#### INSTRUCTIONS FOR THE TASK
Print the listing that follows, character for character.

#### LISTING
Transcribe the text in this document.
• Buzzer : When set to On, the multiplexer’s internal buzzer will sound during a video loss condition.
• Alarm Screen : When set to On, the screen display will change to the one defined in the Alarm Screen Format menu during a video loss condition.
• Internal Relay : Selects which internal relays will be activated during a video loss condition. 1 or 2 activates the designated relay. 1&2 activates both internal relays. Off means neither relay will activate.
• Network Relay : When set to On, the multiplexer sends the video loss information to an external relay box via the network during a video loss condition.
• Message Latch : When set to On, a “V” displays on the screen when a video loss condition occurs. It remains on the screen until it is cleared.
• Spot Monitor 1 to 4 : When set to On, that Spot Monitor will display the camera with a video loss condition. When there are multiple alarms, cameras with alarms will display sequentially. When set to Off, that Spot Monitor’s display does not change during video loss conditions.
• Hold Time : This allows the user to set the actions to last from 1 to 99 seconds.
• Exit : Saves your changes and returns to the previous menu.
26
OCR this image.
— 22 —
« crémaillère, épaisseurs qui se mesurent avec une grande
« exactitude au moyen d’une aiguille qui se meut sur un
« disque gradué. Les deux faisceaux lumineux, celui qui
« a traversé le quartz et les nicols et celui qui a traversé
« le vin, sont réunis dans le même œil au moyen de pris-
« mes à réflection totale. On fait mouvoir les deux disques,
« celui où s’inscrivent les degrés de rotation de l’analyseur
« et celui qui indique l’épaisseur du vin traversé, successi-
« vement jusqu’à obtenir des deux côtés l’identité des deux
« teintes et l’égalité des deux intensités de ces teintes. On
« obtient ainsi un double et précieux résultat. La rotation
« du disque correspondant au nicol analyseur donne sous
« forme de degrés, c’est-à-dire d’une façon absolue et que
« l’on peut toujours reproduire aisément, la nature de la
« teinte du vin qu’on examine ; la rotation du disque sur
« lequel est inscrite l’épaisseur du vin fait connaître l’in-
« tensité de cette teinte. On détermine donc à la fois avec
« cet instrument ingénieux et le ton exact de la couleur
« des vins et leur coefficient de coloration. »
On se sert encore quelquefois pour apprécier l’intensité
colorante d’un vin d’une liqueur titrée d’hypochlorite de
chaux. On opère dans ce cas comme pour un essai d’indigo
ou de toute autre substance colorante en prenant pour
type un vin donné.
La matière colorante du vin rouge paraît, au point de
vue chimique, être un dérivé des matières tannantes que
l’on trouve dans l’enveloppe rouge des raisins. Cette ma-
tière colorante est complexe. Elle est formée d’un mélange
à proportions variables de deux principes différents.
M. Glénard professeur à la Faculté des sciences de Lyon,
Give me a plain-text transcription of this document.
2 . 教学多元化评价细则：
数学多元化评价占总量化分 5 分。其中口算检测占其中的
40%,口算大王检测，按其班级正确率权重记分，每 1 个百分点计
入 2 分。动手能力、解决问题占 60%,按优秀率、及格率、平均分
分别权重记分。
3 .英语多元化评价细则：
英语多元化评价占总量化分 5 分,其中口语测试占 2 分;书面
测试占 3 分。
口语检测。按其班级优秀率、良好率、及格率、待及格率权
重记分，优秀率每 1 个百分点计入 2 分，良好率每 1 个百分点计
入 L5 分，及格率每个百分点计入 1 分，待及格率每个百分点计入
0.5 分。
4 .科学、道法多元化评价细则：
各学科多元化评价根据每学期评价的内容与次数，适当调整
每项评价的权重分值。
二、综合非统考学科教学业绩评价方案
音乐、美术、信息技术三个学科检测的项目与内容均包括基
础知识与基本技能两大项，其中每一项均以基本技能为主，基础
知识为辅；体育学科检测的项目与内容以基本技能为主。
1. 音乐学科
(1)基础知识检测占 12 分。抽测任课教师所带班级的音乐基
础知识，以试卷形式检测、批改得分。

#### ANSWER TO THIS EXERCISE
Transcribe the text in this document.
• Buzzer : When set to On, the multiplexer’s internal buzzer will sound during a video loss condition.
• Alarm Screen : When set to On, the screen display will change to the one defined in the Alarm Screen Format menu during a video loss condition.
• Internal Relay : Selects which internal relays will be activated during a video loss condition. 1 or 2 activates the designated relay. 1&2 activates both internal relays. Off means neither relay will activate.
• Network Relay : When set to On, the multiplexer sends the video loss information to an external relay box via the network during a video loss condition.
• Message Latch : When set to On, a “V” displays on the screen when a video loss condition occurs. It remains on the screen until it is cleared.
• Spot Monitor 1 to 4 : When set to On, that Spot Monitor will display the camera with a video loss condition. When there are multiple alarms, cameras with alarms will display sequentially. When set to Off, that Spot Monitor’s display does not change during video loss conditions.
• Hold Time : This allows the user to set the actions to last from 1 to 99 seconds.
• Exit : Saves your changes and returns to the previous menu.
26
OCR this image.
— 22 —
« crémaillère, épaisseurs qui se mesurent avec une grande
« exactitude au moyen d’une aiguille qui se meut sur un
« disque gradué. Les deux faisceaux lumineux, celui qui
« a traversé le quartz et les nicols et celui qui a traversé
« le vin, sont réunis dans le même œil au moyen de pris-
« mes à réflection totale. On fait mouvoir les deux disques,
« celui où s’inscrivent les degrés de rotation de l’analyseur
« et celui qui indique l’épaisseur du vin traversé, successi-
« vement jusqu’à obtenir des deux côtés l’identité des deux
« teintes et l’égalité des deux intensités de ces teintes. On
« obtient ainsi un double et précieux résultat. La rotation
« du disque correspondant au nicol analyseur donne sous
« forme de degrés, c’est-à-dire d’une façon absolue et que
« l’on peut toujours reproduire aisément, la nature de la
« teinte du vin qu’on examine ; la rotation du disque sur
« lequel est inscrite l’épaisseur du vin fait connaître l’in-
« tensité de cette teinte. On détermine donc à la fois avec
« cet instrument ingénieux et le ton exact de la couleur
« des vins et leur coefficient de coloration. »
On se sert encore quelquefois pour apprécier l’intensité
colorante d’un vin d’une liqueur titrée d’hypochlorite de
chaux. On opère dans ce cas comme pour un essai d’indigo
ou de toute autre substance colorante en prenant pour
type un vin donné.
La matière colorante du vin rouge paraît, au point de
vue chimique, être un dérivé des matières tannantes que
l’on trouve dans l’enveloppe rouge des raisins. Cette ma-
tière colorante est complexe. Elle est formée d’un mélange
à proportions variables de deux principes différents.
M. Glénard professeur à la Faculté des sciences de Lyon,
Give me a plain-text transcription of this document.
2 . 教学多元化评价细则：
数学多元化评价占总量化分 5 分。其中口算检测占其中的
40%,口算大王检测，按其班级正确率权重记分，每 1 个百分点计
入 2 分。动手能力、解决问题占 60%,按优秀率、及格率、平均分
分别权重记分。
3 .英语多元化评价细则：
英语多元化评价占总量化分 5 分,其中口语测试占 2 分;书面
测试占 3 分。
口语检测。按其班级优秀率、良好率、及格率、待及格率权
重记分，优秀率每 1 个百分点计入 2 分，良好率每 1 个百分点计
入 L5 分，及格率每个百分点计入 1 分，待及格率每个百分点计入
0.5 分。
4 .科学、道法多元化评价细则：
各学科多元化评价根据每学期评价的内容与次数，适当调整
每项评价的权重分值。
二、综合非统考学科教学业绩评价方案
音乐、美术、信息技术三个学科检测的项目与内容均包括基
础知识与基本技能两大项，其中每一项均以基本技能为主，基础
知识为辅；体育学科检测的项目与内容以基本技能为主。
1. 音乐学科
(1)基础知识检测占 12 分。抽测任课教师所带班级的音乐基
础知识，以试卷形式检测、批改得分。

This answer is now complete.